=== Problem statement ===
Pull out every line of the items below that contains the string "data". Case counts when matching.

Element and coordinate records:
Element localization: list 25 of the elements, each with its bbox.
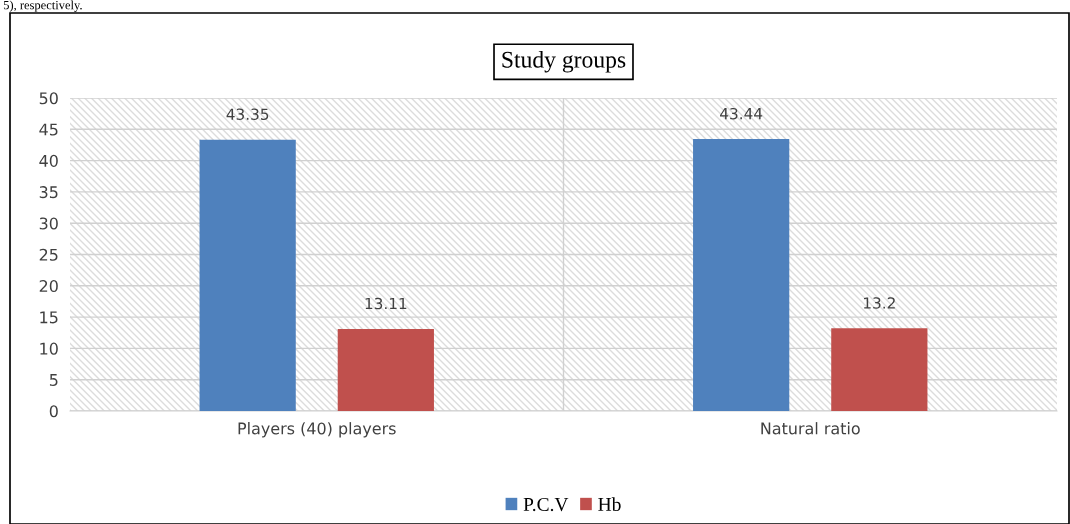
legend-label: P.C.V [523, 497, 569, 512]
y-tick-label: 15 [40, 311, 58, 324]
y-tick-label: 50 [39, 92, 58, 105]
x-tick-label: Players (40) players [238, 422, 396, 438]
bar [199, 139, 296, 411]
data-label: 13.2 [864, 297, 895, 309]
chart-title: Study groups [502, 51, 626, 73]
y-tick-label: 45 [39, 123, 58, 136]
y-tick-label: 35 [39, 186, 58, 199]
bar [831, 328, 928, 411]
data-label: 43.44 [720, 107, 763, 120]
x-tick-label: Natural ratio [761, 422, 860, 435]
text: 5), respectively. [3, 0, 82, 12]
y-tick-label: 20 [39, 280, 58, 293]
bar [693, 139, 790, 411]
data-label: 13.11 [365, 297, 407, 310]
y-tick-label: 0 [49, 405, 58, 418]
y-tick-label: 40 [39, 154, 58, 167]
legend-label: Hb [598, 497, 621, 512]
bar [337, 328, 434, 411]
data-label: 43.35 [226, 108, 269, 120]
y-tick-label: 10 [40, 342, 58, 355]
y-tick-label: 5 [49, 374, 58, 386]
y-tick-label: 30 [39, 217, 58, 230]
y-tick-label: 25 [39, 248, 58, 261]
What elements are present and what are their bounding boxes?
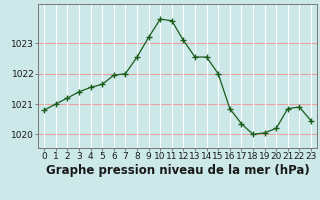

=== Written answer ===
data-label: 13.2 [864, 297, 895, 309]
data-label: 43.44 [720, 107, 763, 120]
data-label: 13.11 [365, 297, 407, 310]
data-label: 43.35 [226, 108, 269, 120]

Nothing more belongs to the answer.